→ **What you will do**
Each line containing the word "JSON" must be reported.

→ **Records shown**
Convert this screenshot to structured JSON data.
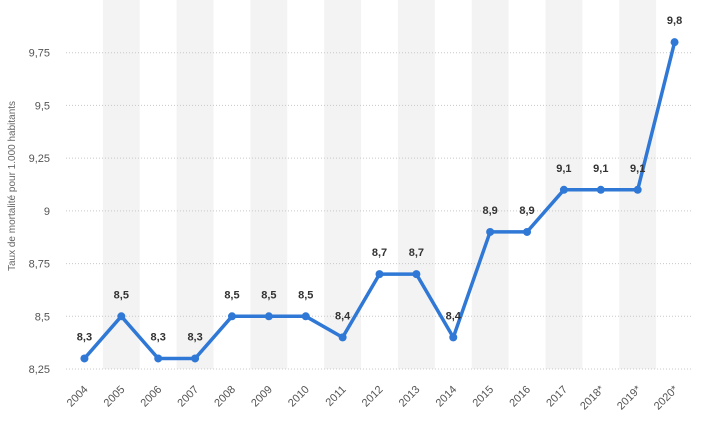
{
  "chart_data": {
    "type": "line",
    "ylabel": "Taux de mortalité pour 1.000 habitants",
    "xlabel": "",
    "categories": [
      "2004",
      "2005",
      "2006",
      "2007",
      "2008",
      "2009",
      "2010",
      "2011",
      "2012",
      "2013",
      "2014",
      "2015",
      "2016",
      "2017",
      "2018*",
      "2019*",
      "2020*"
    ],
    "series": [
      {
        "values": [
          8.3,
          8.5,
          8.3,
          8.3,
          8.5,
          8.5,
          8.5,
          8.4,
          8.7,
          8.7,
          8.4,
          8.9,
          8.9,
          9.1,
          9.1,
          9.1,
          9.8
        ]
      }
    ],
    "data_labels": [
      "8,3",
      "8,5",
      "8,3",
      "8,3",
      "8,5",
      "8,5",
      "8,5",
      "8,4",
      "8,7",
      "8,7",
      "8,4",
      "8,9",
      "8,9",
      "9,1",
      "9,1",
      "9,1",
      "9,8"
    ],
    "yticks": [
      8.25,
      8.5,
      8.75,
      9,
      9.25,
      9.5,
      9.75
    ],
    "ytick_labels": [
      "8,25",
      "8,5",
      "8,75",
      "9",
      "9,25",
      "9,5",
      "9,75"
    ],
    "ylim": [
      8.25,
      10.0
    ],
    "line_color": "#2f78d6",
    "grid": true,
    "legend": "none"
  }
}
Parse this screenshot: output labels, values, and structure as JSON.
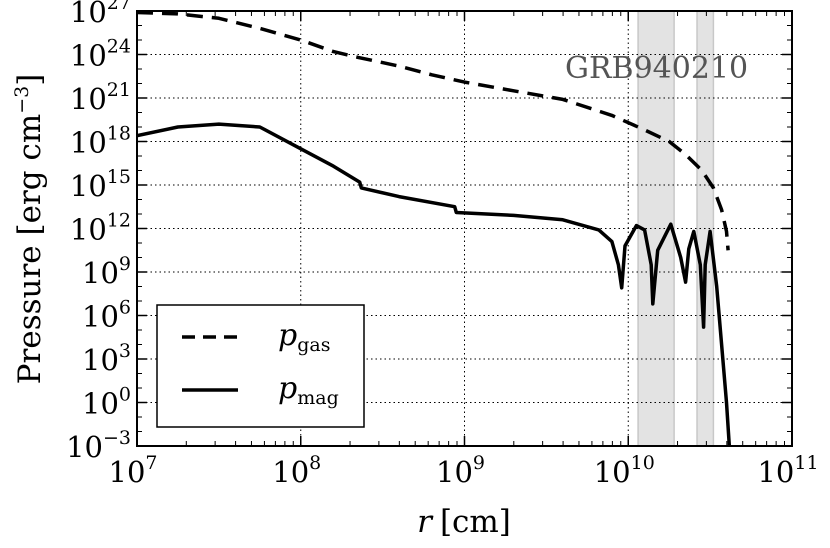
{
  "chart_data": {
    "type": "line",
    "title": "",
    "annotation": "GRB940210",
    "xlabel_var": "r",
    "xlabel_unit": "[cm]",
    "ylabel": "Pressure [erg cm",
    "ylabel_sup": "−3",
    "ylabel_close": "]",
    "x_scale": "log",
    "y_scale": "log",
    "xlim_exp": [
      7,
      11
    ],
    "ylim_exp": [
      -3,
      27
    ],
    "x_ticks": [
      {
        "base": "10",
        "exp": "7",
        "value": 7
      },
      {
        "base": "10",
        "exp": "8",
        "value": 8
      },
      {
        "base": "10",
        "exp": "9",
        "value": 9
      },
      {
        "base": "10",
        "exp": "10",
        "value": 10
      },
      {
        "base": "10",
        "exp": "11",
        "value": 11
      }
    ],
    "y_ticks": [
      {
        "base": "10",
        "exp": "−3",
        "value": -3
      },
      {
        "base": "10",
        "exp": "0",
        "value": 0
      },
      {
        "base": "10",
        "exp": "3",
        "value": 3
      },
      {
        "base": "10",
        "exp": "6",
        "value": 6
      },
      {
        "base": "10",
        "exp": "9",
        "value": 9
      },
      {
        "base": "10",
        "exp": "12",
        "value": 12
      },
      {
        "base": "10",
        "exp": "15",
        "value": 15
      },
      {
        "base": "10",
        "exp": "18",
        "value": 18
      },
      {
        "base": "10",
        "exp": "21",
        "value": 21
      },
      {
        "base": "10",
        "exp": "24",
        "value": 24
      },
      {
        "base": "10",
        "exp": "27",
        "value": 27
      }
    ],
    "grid": true,
    "shaded_bands_log10_r": [
      [
        10.06,
        10.28
      ],
      [
        10.42,
        10.52
      ]
    ],
    "legend_position": "lower-left",
    "legend": [
      {
        "symbol": "p",
        "sub": "gas",
        "style": "dashed"
      },
      {
        "symbol": "p",
        "sub": "mag",
        "style": "solid"
      }
    ],
    "series": [
      {
        "name": "p_gas",
        "style": "dashed",
        "log10_r": [
          7.0,
          7.25,
          7.5,
          7.75,
          8.0,
          8.2,
          8.35,
          8.6,
          8.8,
          9.0,
          9.3,
          9.6,
          9.9,
          10.1,
          10.25,
          10.35,
          10.45,
          10.52,
          10.57,
          10.6,
          10.61
        ],
        "log10_p": [
          26.9,
          26.8,
          26.5,
          25.8,
          25.0,
          24.2,
          23.8,
          23.2,
          22.6,
          22.1,
          21.5,
          20.9,
          19.8,
          18.8,
          18.0,
          17.1,
          16.0,
          14.8,
          13.3,
          11.8,
          10.5
        ]
      },
      {
        "name": "p_mag",
        "style": "solid",
        "log10_r": [
          7.0,
          7.25,
          7.5,
          7.75,
          8.0,
          8.2,
          8.36,
          8.37,
          8.6,
          8.94,
          8.95,
          9.3,
          9.6,
          9.82,
          9.9,
          9.94,
          9.96,
          9.98,
          10.05,
          10.1,
          10.14,
          10.15,
          10.18,
          10.26,
          10.32,
          10.35,
          10.37,
          10.4,
          10.44,
          10.46,
          10.47,
          10.5,
          10.54,
          10.6,
          10.62
        ],
        "log10_p": [
          18.4,
          19.0,
          19.2,
          19.0,
          17.5,
          16.3,
          15.2,
          14.8,
          14.2,
          13.5,
          13.1,
          12.9,
          12.6,
          11.9,
          11.1,
          9.5,
          7.9,
          10.8,
          12.2,
          11.9,
          9.5,
          6.8,
          10.5,
          12.3,
          10.0,
          8.3,
          10.6,
          11.8,
          9.5,
          5.2,
          9.5,
          11.8,
          8.0,
          0.0,
          -3.5
        ]
      }
    ]
  }
}
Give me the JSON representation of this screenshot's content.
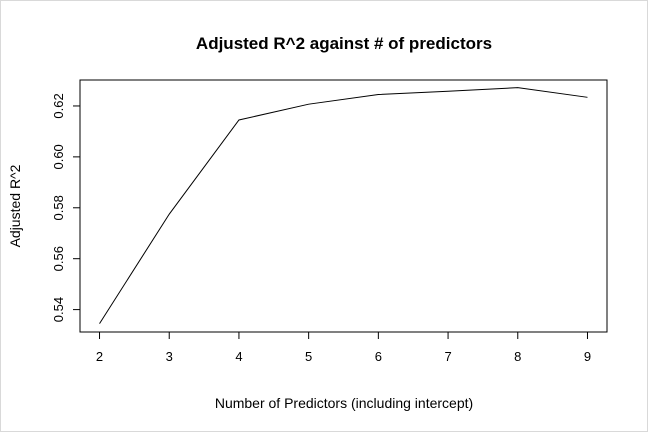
{
  "chart_data": {
    "type": "line",
    "title": "Adjusted R^2 against # of predictors",
    "xlabel": "Number of Predictors (including intercept)",
    "ylabel": "Adjusted R^2",
    "x": [
      2,
      3,
      4,
      5,
      6,
      7,
      8,
      9
    ],
    "y": [
      0.5345,
      0.5775,
      0.6145,
      0.6207,
      0.6245,
      0.6258,
      0.6272,
      0.6234
    ],
    "xticks": [
      2,
      3,
      4,
      5,
      6,
      7,
      8,
      9
    ],
    "yticks": [
      "0.54",
      "0.56",
      "0.58",
      "0.60",
      "0.62"
    ],
    "xlim": [
      1.72,
      9.28
    ],
    "ylim": [
      0.5312,
      0.6302
    ],
    "grid": false,
    "legend": "none",
    "line_color": "#000000"
  }
}
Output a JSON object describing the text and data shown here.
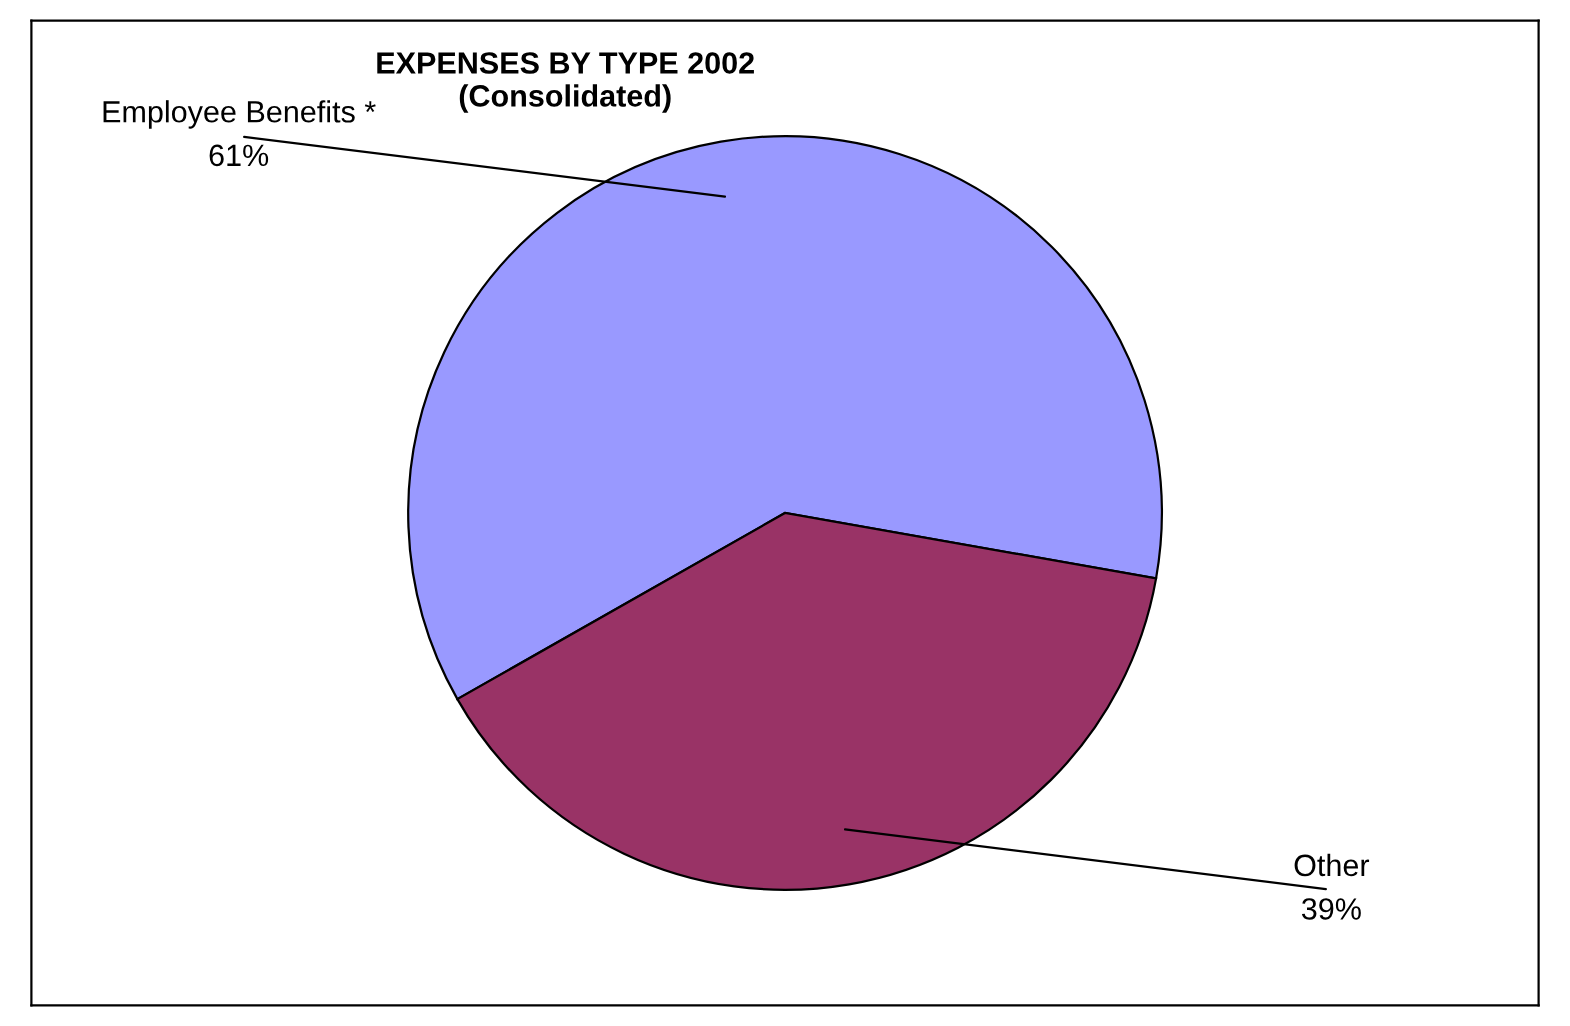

→ **Completed exercise**
Convert this screenshot to structured JSON data.
Parse this screenshot: output labels, values, and structure as JSON.
Give me the JSON representation of this screenshot's content.
Output a JSON object describing the text and data shown here.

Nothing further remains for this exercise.